• YOUR TASK:
Rewrite the records below, replacing "aspect-size" with "dimension-label" wherever it occurs and leaving everything else unchanged. Omit the pictures from your answer.

(Records from a collection)
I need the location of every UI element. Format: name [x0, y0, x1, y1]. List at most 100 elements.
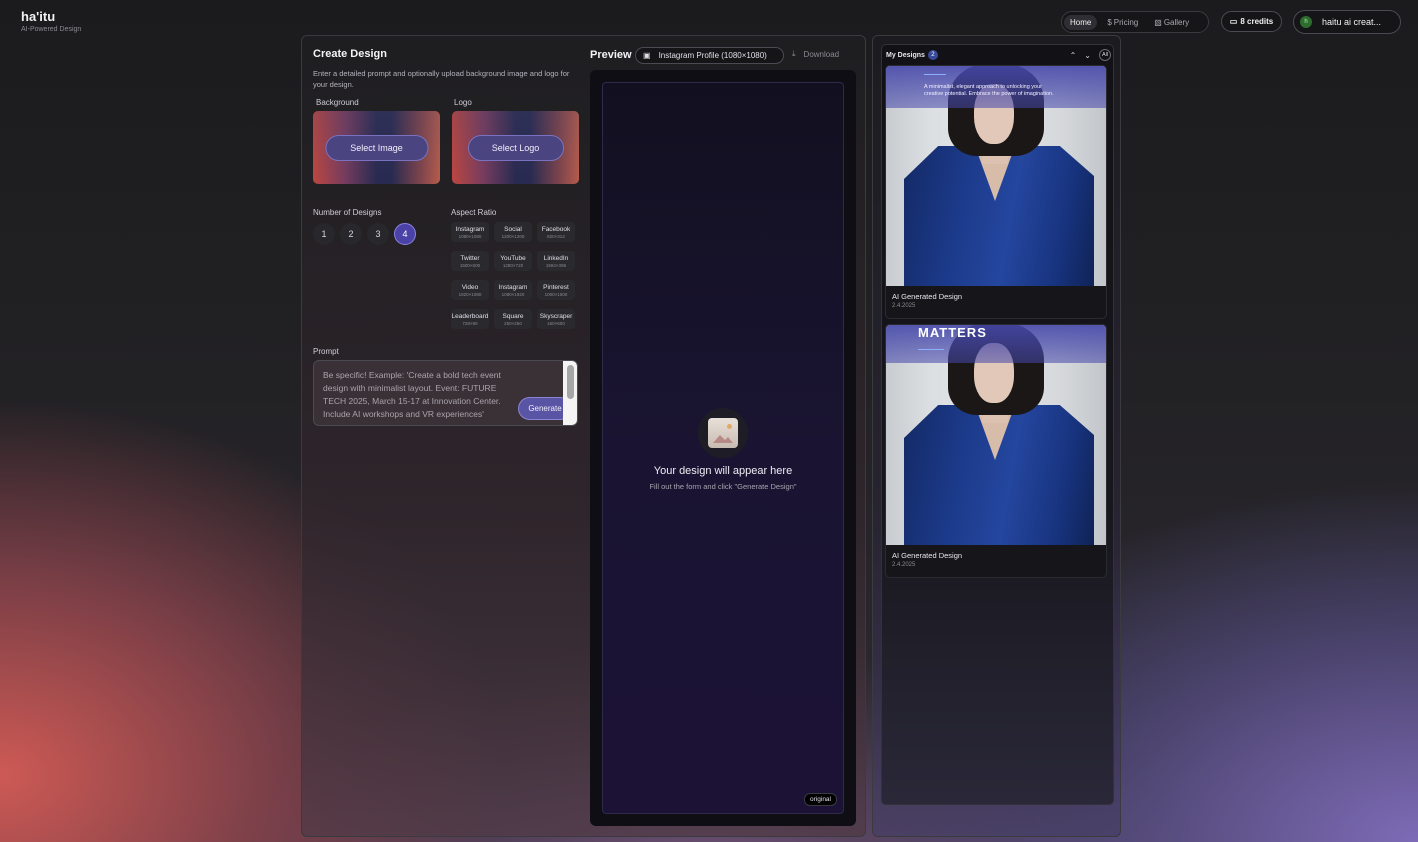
- prompt-placeholder: Be specific! Example: 'Create a bold tec…: [323, 370, 501, 419]
- aspect-name: Facebook: [541, 225, 571, 233]
- design-date: 2.4.2025: [892, 303, 916, 309]
- aspect-option[interactable]: Video 1920×1080: [451, 280, 489, 300]
- aspect-name: Social: [504, 225, 522, 233]
- design-title: AI Generated Design: [892, 551, 963, 560]
- num-option-4[interactable]: 4: [394, 223, 416, 245]
- aspect-size: 1000×1500: [544, 291, 568, 297]
- num-option-1[interactable]: 1: [313, 223, 335, 245]
- aspect-size: 1080×1080: [458, 233, 482, 239]
- design-thumbnail[interactable]: A minimalist, elegant approach to unlock…: [886, 66, 1106, 286]
- dollar-icon: $: [1107, 17, 1112, 27]
- preview-canvas: Your design will appear here Fill out th…: [602, 82, 844, 814]
- aspect-size: 250×250: [504, 320, 522, 326]
- aspect-name: Pinterest: [543, 283, 569, 291]
- aspect-name: Twitter: [460, 254, 480, 262]
- nav-home-label: Home: [1070, 17, 1092, 27]
- design-card[interactable]: A minimalist, elegant approach to unlock…: [885, 65, 1107, 319]
- aspect-name: LinkedIn: [543, 254, 569, 262]
- crop-icon: ▣: [643, 51, 651, 60]
- aspect-option[interactable]: Pinterest 1000×1500: [537, 280, 575, 300]
- credits-button[interactable]: ▭ 8 credits: [1221, 11, 1282, 32]
- design-card[interactable]: MATTERS AI Generated Design 2.4.2025: [885, 324, 1107, 578]
- aspect-name: Instagram: [498, 283, 528, 291]
- aspect-size: 1920×1080: [458, 291, 482, 297]
- download-icon: ⤓: [792, 49, 796, 58]
- main-nav: Home $ Pricing ▧ Gallery: [1061, 11, 1209, 33]
- nav-gallery-label: Gallery: [1163, 17, 1190, 27]
- scroll-thumb[interactable]: [567, 365, 574, 399]
- aspect-option[interactable]: Social 1200×1200: [494, 222, 532, 242]
- download-label: Download: [803, 49, 840, 59]
- format-selector[interactable]: ▣ Instagram Profile (1080×1080): [635, 47, 784, 64]
- aspect-name: Instagram: [455, 225, 485, 233]
- download-button[interactable]: ⤓ Download: [792, 49, 839, 59]
- aspect-option[interactable]: Leaderboard 728×90: [451, 309, 489, 329]
- create-panel: Create Design Enter a detailed prompt an…: [301, 35, 866, 837]
- image-placeholder-icon: [698, 408, 748, 458]
- preview-frame: Your design will appear here Fill out th…: [590, 70, 856, 826]
- num-option-3[interactable]: 3: [367, 223, 389, 245]
- aspect-ratio-label: Aspect Ratio: [451, 208, 497, 217]
- aspect-name: Leaderboard: [451, 312, 489, 320]
- logo-upload[interactable]: Select Logo: [452, 111, 579, 184]
- design-thumbnail[interactable]: MATTERS: [886, 325, 1106, 545]
- designs-count-badge: 2: [927, 50, 938, 60]
- design-headline: MATTERS: [918, 325, 987, 340]
- app-name: ha'itu: [21, 9, 56, 24]
- user-menu-button[interactable]: h haitu ai creat...: [1293, 10, 1401, 34]
- avatar: h: [1300, 16, 1312, 28]
- logo-label: Logo: [454, 98, 472, 107]
- app-tagline: AI-Powered Design: [21, 26, 82, 33]
- aspect-size: 728×90: [462, 320, 478, 326]
- designs-panel: My Designs 2 ⌃ ⌄ All A minimalist, elega…: [872, 35, 1121, 837]
- select-image-button[interactable]: Select Image: [325, 134, 428, 161]
- background-label: Background: [316, 98, 359, 107]
- designs-list[interactable]: My Designs 2 ⌃ ⌄ All A minimalist, elega…: [881, 44, 1114, 805]
- aspect-option[interactable]: Facebook 820×312: [537, 222, 575, 242]
- design-overlay-text: A minimalist, elegant approach to unlock…: [924, 84, 1054, 97]
- aspect-size: 1200×1200: [501, 233, 525, 239]
- num-option-2[interactable]: 2: [340, 223, 362, 245]
- background-upload[interactable]: Select Image: [313, 111, 440, 184]
- original-badge: original: [804, 793, 837, 806]
- nav-gallery[interactable]: ▧ Gallery: [1148, 15, 1195, 30]
- design-divider: [924, 74, 946, 75]
- prompt-input[interactable]: Be specific! Example: 'Create a bold tec…: [313, 360, 578, 426]
- num-designs-selector: 1 2 3 4: [313, 223, 416, 245]
- placeholder-subtitle: Fill out the form and click "Generate De…: [649, 482, 797, 491]
- nav-pricing[interactable]: $ Pricing: [1101, 15, 1144, 30]
- designs-title: My Designs: [886, 51, 925, 59]
- aspect-option[interactable]: Twitter 1500×500: [451, 251, 489, 271]
- all-button[interactable]: All: [1099, 49, 1111, 61]
- chevron-down-icon[interactable]: ⌄: [1084, 51, 1091, 60]
- design-divider: [918, 349, 944, 350]
- aspect-option[interactable]: LinkedIn 1584×396: [537, 251, 575, 271]
- designs-controls: ⌃ ⌄ All: [1070, 49, 1111, 61]
- aspect-size: 160×600: [547, 320, 565, 326]
- aspect-size: 820×312: [547, 233, 565, 239]
- select-logo-button[interactable]: Select Logo: [467, 134, 564, 161]
- aspect-name: Square: [502, 312, 524, 320]
- aspect-name: Video: [461, 283, 479, 291]
- aspect-option[interactable]: Instagram 1080×1080: [451, 222, 489, 242]
- format-label: Instagram Profile (1080×1080): [658, 51, 767, 60]
- prompt-label: Prompt: [313, 347, 339, 356]
- aspect-option[interactable]: Square 250×250: [494, 309, 532, 329]
- prompt-scrollbar[interactable]: [563, 361, 577, 425]
- image-icon: [708, 418, 738, 448]
- aspect-name: Skyscraper: [539, 312, 573, 320]
- brand[interactable]: ha'itu AI-Powered Design: [21, 9, 81, 33]
- aspect-option[interactable]: Instagram 1080×1920: [494, 280, 532, 300]
- aspect-option[interactable]: YouTube 1280×720: [494, 251, 532, 271]
- credits-label: 8 credits: [1240, 17, 1274, 26]
- chevron-up-icon[interactable]: ⌃: [1070, 51, 1077, 60]
- aspect-option[interactable]: Skyscraper 160×600: [537, 309, 575, 329]
- nav-home[interactable]: Home: [1064, 14, 1098, 30]
- design-meta: AI Generated Design 2.4.2025: [886, 545, 1106, 577]
- placeholder-title: Your design will appear here: [653, 465, 793, 477]
- user-name: haitu ai creat...: [1322, 17, 1382, 27]
- aspect-size: 1584×396: [545, 262, 567, 268]
- aspect-ratio-grid: Instagram 1080×1080 Social 1200×1200 Faceb…: [451, 222, 575, 329]
- designs-header: My Designs 2 ⌃ ⌄ All: [886, 48, 1111, 62]
- aspect-size: 1500×500: [459, 262, 481, 268]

• OUTPUT:
I need the location of every UI element. Format: name [x0, y0, x1, y1]. List at most 100 elements.
- prompt-placeholder: Be specific! Example: 'Create a bold tec…: [323, 370, 501, 419]
- aspect-name: Facebook: [541, 225, 571, 233]
- design-date: 2.4.2025: [892, 303, 916, 309]
- aspect-option[interactable]: Video 1920×1080: [451, 280, 489, 300]
- aspect-name: Social: [504, 225, 522, 233]
- design-title: AI Generated Design: [892, 551, 963, 560]
- num-option-4[interactable]: 4: [394, 223, 416, 245]
- dimension-label: 1000×1500: [544, 291, 568, 297]
- num-option-1[interactable]: 1: [313, 223, 335, 245]
- dimension-label: 1080×1080: [458, 233, 482, 239]
- design-thumbnail[interactable]: A minimalist, elegant approach to unlock…: [886, 66, 1106, 286]
- dollar-icon: $: [1107, 17, 1112, 27]
- preview-canvas: Your design will appear here Fill out th…: [602, 82, 844, 814]
- dimension-label: 250×250: [504, 320, 522, 326]
- aspect-name: Pinterest: [543, 283, 569, 291]
- aspect-name: Twitter: [460, 254, 480, 262]
- nav-home-label: Home: [1070, 17, 1092, 27]
- design-card[interactable]: A minimalist, elegant approach to unlock…: [885, 65, 1107, 319]
- aspect-name: LinkedIn: [543, 254, 569, 262]
- crop-icon: ▣: [643, 51, 651, 60]
- aspect-option[interactable]: Pinterest 1000×1500: [537, 280, 575, 300]
- credits-button[interactable]: ▭ 8 credits: [1221, 11, 1282, 32]
- design-card[interactable]: MATTERS AI Generated Design 2.4.2025: [885, 324, 1107, 578]
- aspect-name: Instagram: [498, 283, 528, 291]
- dimension-label: 1920×1080: [458, 291, 482, 297]
- download-icon: ⤓: [792, 49, 796, 58]
- main-nav: Home $ Pricing ▧ Gallery: [1061, 11, 1209, 33]
- nav-gallery-label: Gallery: [1163, 17, 1190, 27]
- scroll-thumb[interactable]: [567, 365, 574, 399]
- aspect-option[interactable]: Social 1200×1200: [494, 222, 532, 242]
- download-label: Download: [803, 49, 840, 59]
- format-selector[interactable]: ▣ Instagram Profile (1080×1080): [635, 47, 784, 64]
- aspect-name: Instagram: [455, 225, 485, 233]
- download-button[interactable]: ⤓ Download: [792, 49, 839, 59]
- aspect-option[interactable]: Leaderboard 728×90: [451, 309, 489, 329]
- create-panel: Create Design Enter a detailed prompt an…: [301, 35, 866, 837]
- image-placeholder-icon: [698, 408, 748, 458]
- preview-frame: Your design will appear here Fill out th…: [590, 70, 856, 826]
- num-option-3[interactable]: 3: [367, 223, 389, 245]
- aspect-ratio-label: Aspect Ratio: [451, 208, 497, 217]
- aspect-name: Leaderboard: [451, 312, 489, 320]
- logo-upload[interactable]: Select Logo: [452, 111, 579, 184]
- design-thumbnail[interactable]: MATTERS: [886, 325, 1106, 545]
- designs-count-badge: 2: [927, 50, 938, 60]
- design-headline: MATTERS: [918, 325, 987, 340]
- app-name: ha'itu: [21, 9, 56, 24]
- user-menu-button[interactable]: h haitu ai creat...: [1293, 10, 1401, 34]
- avatar: h: [1300, 16, 1312, 28]
- logo-label: Logo: [454, 98, 472, 107]
- app-tagline: AI-Powered Design: [21, 26, 82, 33]
- dimension-label: 728×90: [462, 320, 478, 326]
- designs-panel: My Designs 2 ⌃ ⌄ All A minimalist, elega…: [872, 35, 1121, 837]
- select-image-button[interactable]: Select Image: [325, 134, 428, 161]
- background-label: Background: [316, 98, 359, 107]
- designs-list[interactable]: My Designs 2 ⌃ ⌄ All A minimalist, elega…: [881, 44, 1114, 805]
- aspect-option[interactable]: Facebook 820×312: [537, 222, 575, 242]
- design-overlay-text: A minimalist, elegant approach to unlock…: [924, 84, 1054, 97]
- dimension-label: 1200×1200: [501, 233, 525, 239]
- num-option-2[interactable]: 2: [340, 223, 362, 245]
- background-upload[interactable]: Select Image: [313, 111, 440, 184]
- original-badge: original: [804, 793, 837, 806]
- nav-gallery[interactable]: ▧ Gallery: [1148, 15, 1195, 30]
- design-divider: [924, 74, 946, 75]
- prompt-input[interactable]: Be specific! Example: 'Create a bold tec…: [313, 360, 578, 426]
- num-designs-selector: 1 2 3 4: [313, 223, 416, 245]
- placeholder-subtitle: Fill out the form and click "Generate De…: [649, 482, 797, 491]
- nav-pricing[interactable]: $ Pricing: [1101, 15, 1144, 30]
- designs-title: My Designs: [886, 51, 925, 59]
- aspect-option[interactable]: Twitter 1500×500: [451, 251, 489, 271]
- all-button[interactable]: All: [1099, 49, 1111, 61]
- chevron-down-icon[interactable]: ⌄: [1084, 51, 1091, 60]
- design-divider: [918, 349, 944, 350]
- aspect-option[interactable]: LinkedIn 1584×396: [537, 251, 575, 271]
- designs-controls: ⌃ ⌄ All: [1070, 49, 1111, 61]
- dimension-label: 160×600: [547, 320, 565, 326]
- dimension-label: 820×312: [547, 233, 565, 239]
- select-logo-button[interactable]: Select Logo: [467, 134, 564, 161]
- aspect-name: Square: [502, 312, 524, 320]
- aspect-name: Video: [461, 283, 479, 291]
- aspect-option[interactable]: Instagram 1080×1080: [451, 222, 489, 242]
- format-label: Instagram Profile (1080×1080): [658, 51, 767, 60]
- prompt-label: Prompt: [313, 347, 339, 356]
- aspect-option[interactable]: Square 250×250: [494, 309, 532, 329]
- prompt-scrollbar[interactable]: [563, 361, 577, 425]
- image-icon: [708, 418, 738, 448]
- aspect-name: Skyscraper: [539, 312, 573, 320]
- brand[interactable]: ha'itu AI-Powered Design: [21, 9, 81, 33]
- aspect-option[interactable]: Instagram 1080×1920: [494, 280, 532, 300]
- aspect-option[interactable]: YouTube 1280×720: [494, 251, 532, 271]
- credits-label: 8 credits: [1240, 17, 1274, 26]
- chevron-up-icon[interactable]: ⌃: [1070, 51, 1077, 60]
- aspect-option[interactable]: Skyscraper 160×600: [537, 309, 575, 329]
- nav-home[interactable]: Home: [1064, 14, 1098, 30]
- design-meta: AI Generated Design 2.4.2025: [886, 545, 1106, 577]
- placeholder-title: Your design will appear here: [653, 465, 793, 477]
- user-name: haitu ai creat...: [1322, 17, 1382, 27]
- dimension-label: 1584×396: [545, 262, 567, 268]
- aspect-ratio-grid: Instagram 1080×1080 Social 1200×1200 Faceb…: [451, 222, 575, 329]
- designs-header: My Designs 2 ⌃ ⌄ All: [886, 48, 1111, 62]
- dimension-label: 1500×500: [459, 262, 481, 268]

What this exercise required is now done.